- **Exercise task**
Reproduce every entry exactly and leave its pictures out.

##############################

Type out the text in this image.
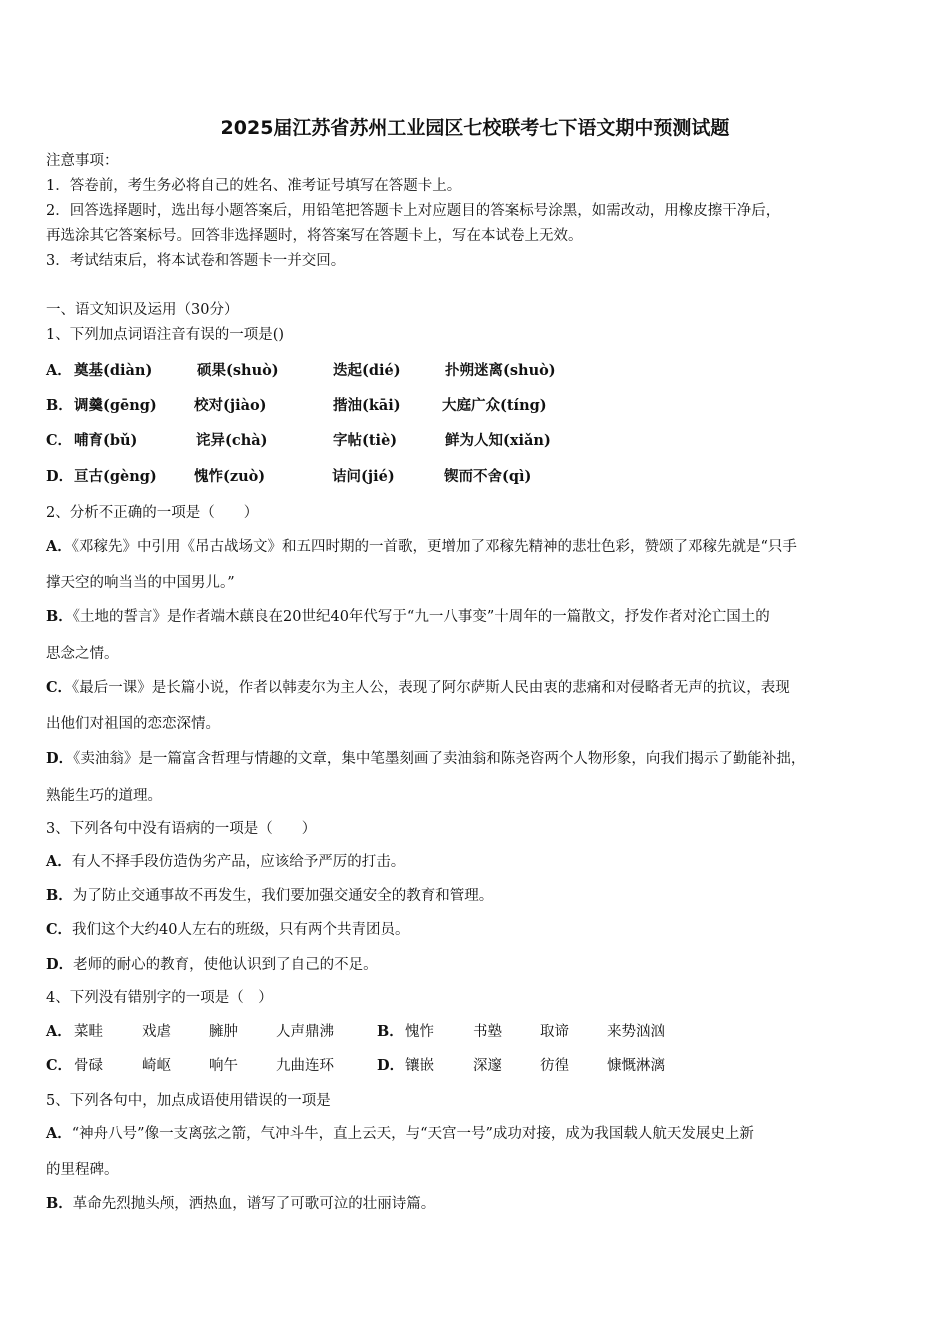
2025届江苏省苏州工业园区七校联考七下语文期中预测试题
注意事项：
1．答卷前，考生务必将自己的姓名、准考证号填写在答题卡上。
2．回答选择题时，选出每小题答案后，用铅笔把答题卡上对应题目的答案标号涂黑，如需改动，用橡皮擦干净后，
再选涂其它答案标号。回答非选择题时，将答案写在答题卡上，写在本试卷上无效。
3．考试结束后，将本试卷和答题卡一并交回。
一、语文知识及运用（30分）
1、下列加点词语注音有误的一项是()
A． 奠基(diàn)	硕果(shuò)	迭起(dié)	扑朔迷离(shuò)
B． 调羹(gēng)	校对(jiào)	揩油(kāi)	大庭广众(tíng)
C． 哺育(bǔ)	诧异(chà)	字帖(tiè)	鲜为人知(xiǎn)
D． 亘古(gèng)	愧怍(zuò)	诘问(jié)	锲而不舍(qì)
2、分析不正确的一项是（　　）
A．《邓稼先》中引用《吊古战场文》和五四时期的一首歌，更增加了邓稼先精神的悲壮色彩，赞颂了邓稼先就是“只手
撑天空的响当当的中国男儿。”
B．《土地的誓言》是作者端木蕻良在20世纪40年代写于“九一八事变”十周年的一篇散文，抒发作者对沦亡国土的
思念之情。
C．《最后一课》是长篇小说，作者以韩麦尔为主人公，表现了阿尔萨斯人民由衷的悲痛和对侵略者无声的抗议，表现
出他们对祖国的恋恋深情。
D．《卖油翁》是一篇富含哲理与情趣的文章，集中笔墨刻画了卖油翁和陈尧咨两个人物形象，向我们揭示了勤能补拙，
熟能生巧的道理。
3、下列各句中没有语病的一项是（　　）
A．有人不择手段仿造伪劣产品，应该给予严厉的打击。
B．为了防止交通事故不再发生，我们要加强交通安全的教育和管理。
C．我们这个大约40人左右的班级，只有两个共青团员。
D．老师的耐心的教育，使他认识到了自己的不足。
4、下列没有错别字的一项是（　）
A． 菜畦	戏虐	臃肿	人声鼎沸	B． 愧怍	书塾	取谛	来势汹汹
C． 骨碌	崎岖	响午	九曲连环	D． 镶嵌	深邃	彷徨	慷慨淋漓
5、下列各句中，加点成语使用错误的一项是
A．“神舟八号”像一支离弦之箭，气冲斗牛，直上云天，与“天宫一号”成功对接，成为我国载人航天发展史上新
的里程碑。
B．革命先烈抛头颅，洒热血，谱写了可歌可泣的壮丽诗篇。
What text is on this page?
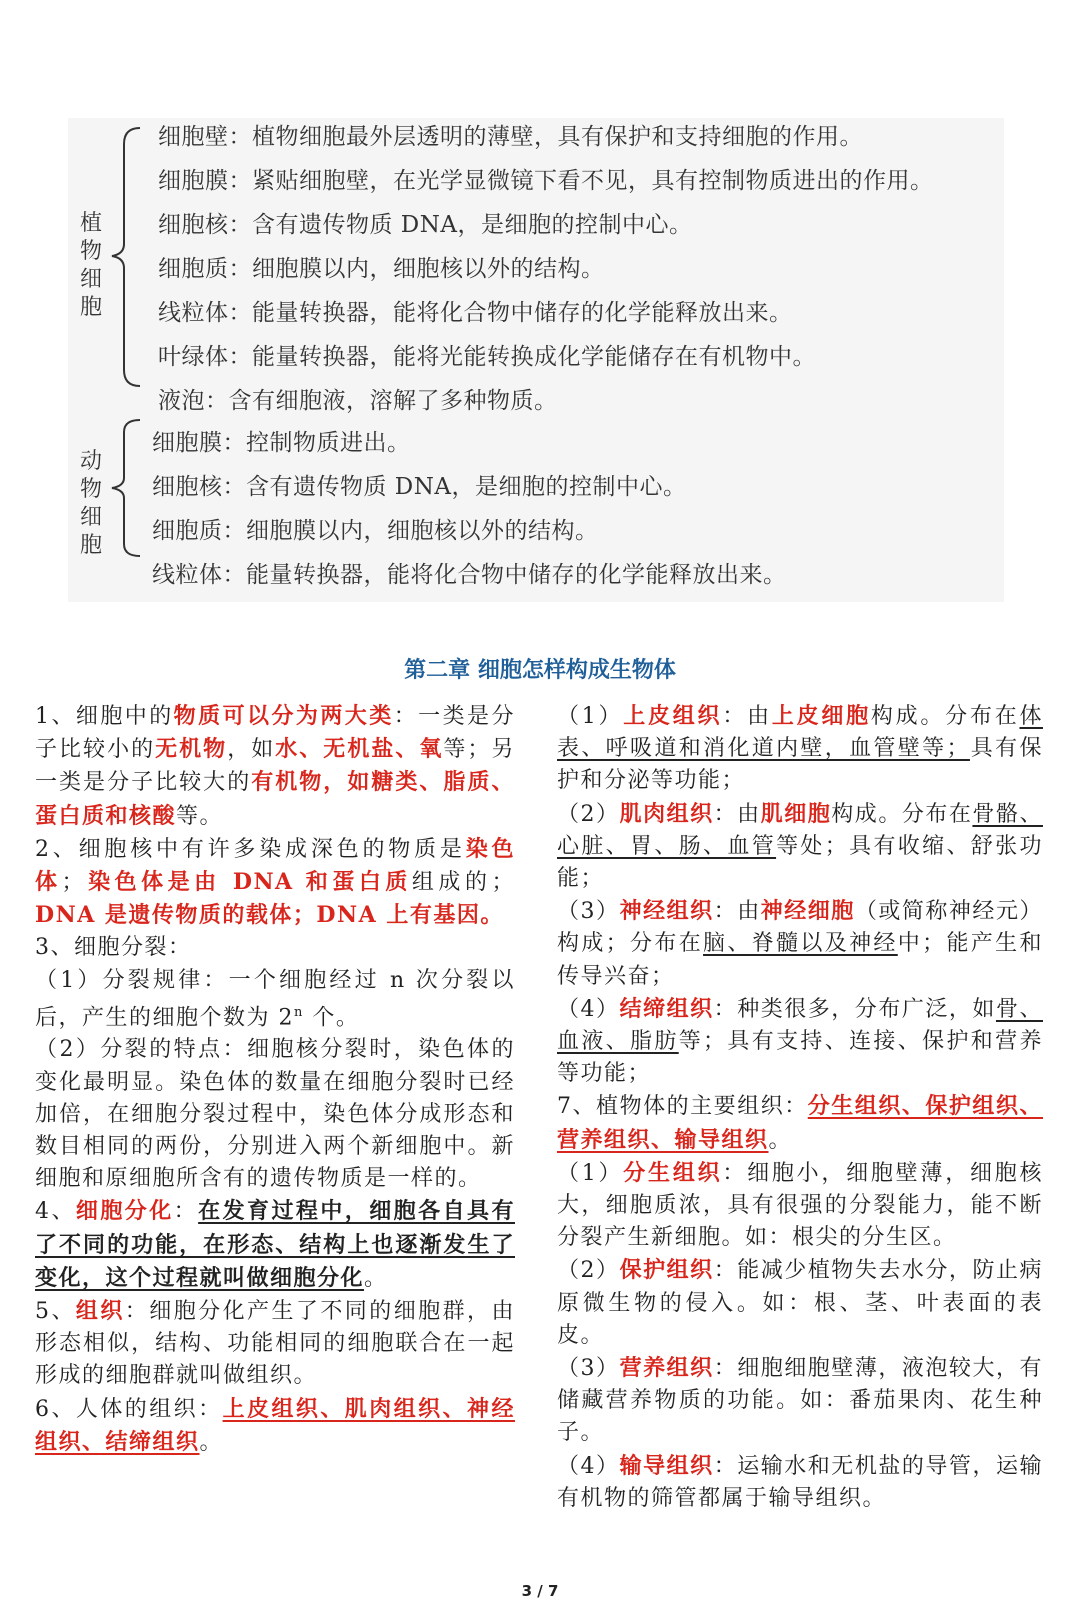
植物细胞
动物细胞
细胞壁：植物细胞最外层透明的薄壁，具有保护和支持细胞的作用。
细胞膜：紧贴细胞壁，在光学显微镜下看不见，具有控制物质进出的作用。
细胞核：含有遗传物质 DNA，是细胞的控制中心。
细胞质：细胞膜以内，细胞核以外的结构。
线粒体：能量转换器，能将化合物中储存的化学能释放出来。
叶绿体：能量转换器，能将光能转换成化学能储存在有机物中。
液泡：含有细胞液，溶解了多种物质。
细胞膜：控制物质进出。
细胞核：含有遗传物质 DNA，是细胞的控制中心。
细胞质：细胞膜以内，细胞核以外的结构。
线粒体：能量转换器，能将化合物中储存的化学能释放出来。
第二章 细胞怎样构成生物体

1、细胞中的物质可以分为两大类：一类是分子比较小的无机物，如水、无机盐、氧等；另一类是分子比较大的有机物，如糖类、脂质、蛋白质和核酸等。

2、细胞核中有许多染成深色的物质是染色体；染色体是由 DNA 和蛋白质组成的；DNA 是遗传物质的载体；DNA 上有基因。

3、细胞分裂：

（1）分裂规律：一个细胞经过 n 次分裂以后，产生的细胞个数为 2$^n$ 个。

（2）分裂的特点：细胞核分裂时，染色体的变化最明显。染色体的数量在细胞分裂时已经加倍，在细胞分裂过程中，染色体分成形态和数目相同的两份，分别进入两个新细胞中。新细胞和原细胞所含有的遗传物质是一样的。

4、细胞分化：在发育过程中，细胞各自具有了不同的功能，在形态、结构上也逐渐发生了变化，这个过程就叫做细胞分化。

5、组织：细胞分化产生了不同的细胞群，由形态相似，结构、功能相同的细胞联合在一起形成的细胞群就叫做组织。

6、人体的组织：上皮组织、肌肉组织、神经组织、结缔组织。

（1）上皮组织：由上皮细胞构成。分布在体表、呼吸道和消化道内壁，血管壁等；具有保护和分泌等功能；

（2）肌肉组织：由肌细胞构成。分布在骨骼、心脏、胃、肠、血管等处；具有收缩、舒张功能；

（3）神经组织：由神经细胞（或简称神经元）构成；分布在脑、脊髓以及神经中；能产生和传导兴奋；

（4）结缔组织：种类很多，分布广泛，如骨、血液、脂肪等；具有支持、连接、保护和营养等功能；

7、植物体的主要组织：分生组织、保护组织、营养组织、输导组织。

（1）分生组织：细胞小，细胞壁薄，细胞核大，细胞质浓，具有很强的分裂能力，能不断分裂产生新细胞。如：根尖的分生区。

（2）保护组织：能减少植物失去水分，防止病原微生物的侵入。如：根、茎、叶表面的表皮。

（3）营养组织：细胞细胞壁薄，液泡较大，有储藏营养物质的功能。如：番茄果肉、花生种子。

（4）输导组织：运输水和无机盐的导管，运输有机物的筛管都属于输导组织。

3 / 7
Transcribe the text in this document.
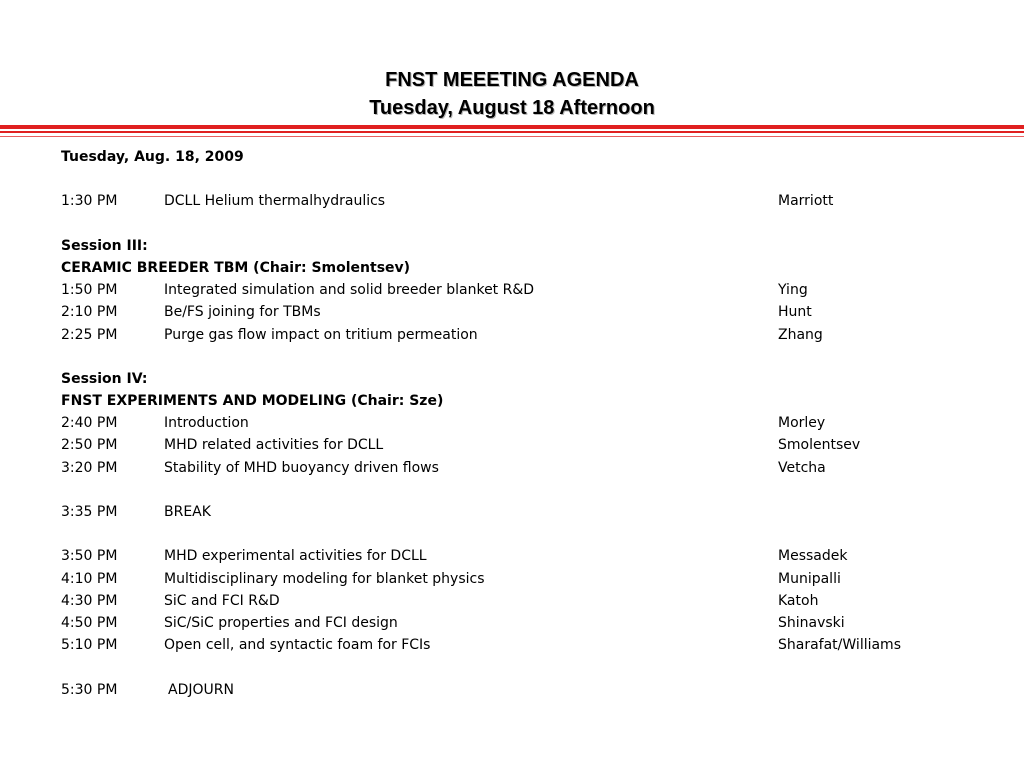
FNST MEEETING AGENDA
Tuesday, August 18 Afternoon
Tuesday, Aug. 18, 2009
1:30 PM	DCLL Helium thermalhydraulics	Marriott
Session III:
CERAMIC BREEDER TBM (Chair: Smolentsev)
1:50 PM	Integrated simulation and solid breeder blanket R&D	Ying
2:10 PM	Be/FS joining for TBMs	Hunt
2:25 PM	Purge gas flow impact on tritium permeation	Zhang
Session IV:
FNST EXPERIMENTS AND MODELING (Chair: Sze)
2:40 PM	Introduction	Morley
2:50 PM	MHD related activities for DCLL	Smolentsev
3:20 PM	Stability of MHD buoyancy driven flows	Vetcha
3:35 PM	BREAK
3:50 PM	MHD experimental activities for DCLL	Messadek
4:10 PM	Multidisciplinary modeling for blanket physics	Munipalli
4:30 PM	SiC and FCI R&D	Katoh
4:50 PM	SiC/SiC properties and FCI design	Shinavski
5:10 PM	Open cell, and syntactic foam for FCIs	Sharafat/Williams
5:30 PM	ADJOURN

##############################

- **In response**
Type out the text in this image.
2025届江苏省苏州工业园区七校联考七下语文期中预测试题
注意事项：
1．答卷前，考生务必将自己的姓名、准考证号填写在答题卡上。
2．回答选择题时，选出每小题答案后，用铅笔把答题卡上对应题目的答案标号涂黑，如需改动，用橡皮擦干净后，
再选涂其它答案标号。回答非选择题时，将答案写在答题卡上，写在本试卷上无效。
3．考试结束后，将本试卷和答题卡一并交回。
一、语文知识及运用（30分）
1、下列加点词语注音有误的一项是()
A． 奠基(diàn)	硕果(shuò)	迭起(dié)	扑朔迷离(shuò)
B． 调羹(gēng)	校对(jiào)	揩油(kāi)	大庭广众(tíng)
C． 哺育(bǔ)	诧异(chà)	字帖(tiè)	鲜为人知(xiǎn)
D． 亘古(gèng)	愧怍(zuò)	诘问(jié)	锲而不舍(qì)
2、分析不正确的一项是（　　）
A．《邓稼先》中引用《吊古战场文》和五四时期的一首歌，更增加了邓稼先精神的悲壮色彩，赞颂了邓稼先就是“只手
撑天空的响当当的中国男儿。”
B．《土地的誓言》是作者端木蕻良在20世纪40年代写于“九一八事变”十周年的一篇散文，抒发作者对沦亡国土的
思念之情。
C．《最后一课》是长篇小说，作者以韩麦尔为主人公，表现了阿尔萨斯人民由衷的悲痛和对侵略者无声的抗议，表现
出他们对祖国的恋恋深情。
D．《卖油翁》是一篇富含哲理与情趣的文章，集中笔墨刻画了卖油翁和陈尧咨两个人物形象，向我们揭示了勤能补拙，
熟能生巧的道理。
3、下列各句中没有语病的一项是（　　）
A．有人不择手段仿造伪劣产品，应该给予严厉的打击。
B．为了防止交通事故不再发生，我们要加强交通安全的教育和管理。
C．我们这个大约40人左右的班级，只有两个共青团员。
D．老师的耐心的教育，使他认识到了自己的不足。
4、下列没有错别字的一项是（　）
A． 菜畦	戏虐	臃肿	人声鼎沸	B． 愧怍	书塾	取谛	来势汹汹
C． 骨碌	崎岖	响午	九曲连环	D． 镶嵌	深邃	彷徨	慷慨淋漓
5、下列各句中，加点成语使用错误的一项是
A．“神舟八号”像一支离弦之箭，气冲斗牛，直上云天，与“天宫一号”成功对接，成为我国载人航天发展史上新
的里程碑。
B．革命先烈抛头颅，洒热血，谱写了可歌可泣的壮丽诗篇。
What text is on this page?
植物细胞
动物细胞
细胞壁：植物细胞最外层透明的薄壁，具有保护和支持细胞的作用。
细胞膜：紧贴细胞壁，在光学显微镜下看不见，具有控制物质进出的作用。
细胞核：含有遗传物质 DNA，是细胞的控制中心。
细胞质：细胞膜以内，细胞核以外的结构。
线粒体：能量转换器，能将化合物中储存的化学能释放出来。
叶绿体：能量转换器，能将光能转换成化学能储存在有机物中。
液泡：含有细胞液，溶解了多种物质。
细胞膜：控制物质进出。
细胞核：含有遗传物质 DNA，是细胞的控制中心。
细胞质：细胞膜以内，细胞核以外的结构。
线粒体：能量转换器，能将化合物中储存的化学能释放出来。
第二章 细胞怎样构成生物体

1、细胞中的物质可以分为两大类：一类是分子比较小的无机物，如水、无机盐、氧等；另一类是分子比较大的有机物，如糖类、脂质、蛋白质和核酸等。

2、细胞核中有许多染成深色的物质是染色体；染色体是由 DNA 和蛋白质组成的；DNA 是遗传物质的载体；DNA 上有基因。

3、细胞分裂：

（1）分裂规律：一个细胞经过 n 次分裂以后，产生的细胞个数为 2$^n$ 个。

（2）分裂的特点：细胞核分裂时，染色体的变化最明显。染色体的数量在细胞分裂时已经加倍，在细胞分裂过程中，染色体分成形态和数目相同的两份，分别进入两个新细胞中。新细胞和原细胞所含有的遗传物质是一样的。

4、细胞分化：在发育过程中，细胞各自具有了不同的功能，在形态、结构上也逐渐发生了变化，这个过程就叫做细胞分化。

5、组织：细胞分化产生了不同的细胞群，由形态相似，结构、功能相同的细胞联合在一起形成的细胞群就叫做组织。

6、人体的组织：上皮组织、肌肉组织、神经组织、结缔组织。

（1）上皮组织：由上皮细胞构成。分布在体表、呼吸道和消化道内壁，血管壁等；具有保护和分泌等功能；

（2）肌肉组织：由肌细胞构成。分布在骨骼、心脏、胃、肠、血管等处；具有收缩、舒张功能；

（3）神经组织：由神经细胞（或简称神经元）构成；分布在脑、脊髓以及神经中；能产生和传导兴奋；

（4）结缔组织：种类很多，分布广泛，如骨、血液、脂肪等；具有支持、连接、保护和营养等功能；

7、植物体的主要组织：分生组织、保护组织、营养组织、输导组织。

（1）分生组织：细胞小，细胞壁薄，细胞核大，细胞质浓，具有很强的分裂能力，能不断分裂产生新细胞。如：根尖的分生区。

（2）保护组织：能减少植物失去水分，防止病原微生物的侵入。如：根、茎、叶表面的表皮。

（3）营养组织：细胞细胞壁薄，液泡较大，有储藏营养物质的功能。如：番茄果肉、花生种子。

（4）输导组织：运输水和无机盐的导管，运输有机物的筛管都属于输导组织。

3 / 7
Transcribe the text in this document.
FNST MEEETING AGENDA
Tuesday, August 18 Afternoon
Tuesday, Aug. 18, 2009
1:30 PM	DCLL Helium thermalhydraulics	Marriott
Session III:
CERAMIC BREEDER TBM (Chair: Smolentsev)
1:50 PM	Integrated simulation and solid breeder blanket R&D	Ying
2:10 PM	Be/FS joining for TBMs	Hunt
2:25 PM	Purge gas flow impact on tritium permeation	Zhang
Session IV:
FNST EXPERIMENTS AND MODELING (Chair: Sze)
2:40 PM	Introduction	Morley
2:50 PM	MHD related activities for DCLL	Smolentsev
3:20 PM	Stability of MHD buoyancy driven flows	Vetcha
3:35 PM	BREAK
3:50 PM	MHD experimental activities for DCLL	Messadek
4:10 PM	Multidisciplinary modeling for blanket physics	Munipalli
4:30 PM	SiC and FCI R&D	Katoh
4:50 PM	SiC/SiC properties and FCI design	Shinavski
5:10 PM	Open cell, and syntactic foam for FCIs	Sharafat/Williams
5:30 PM	ADJOURN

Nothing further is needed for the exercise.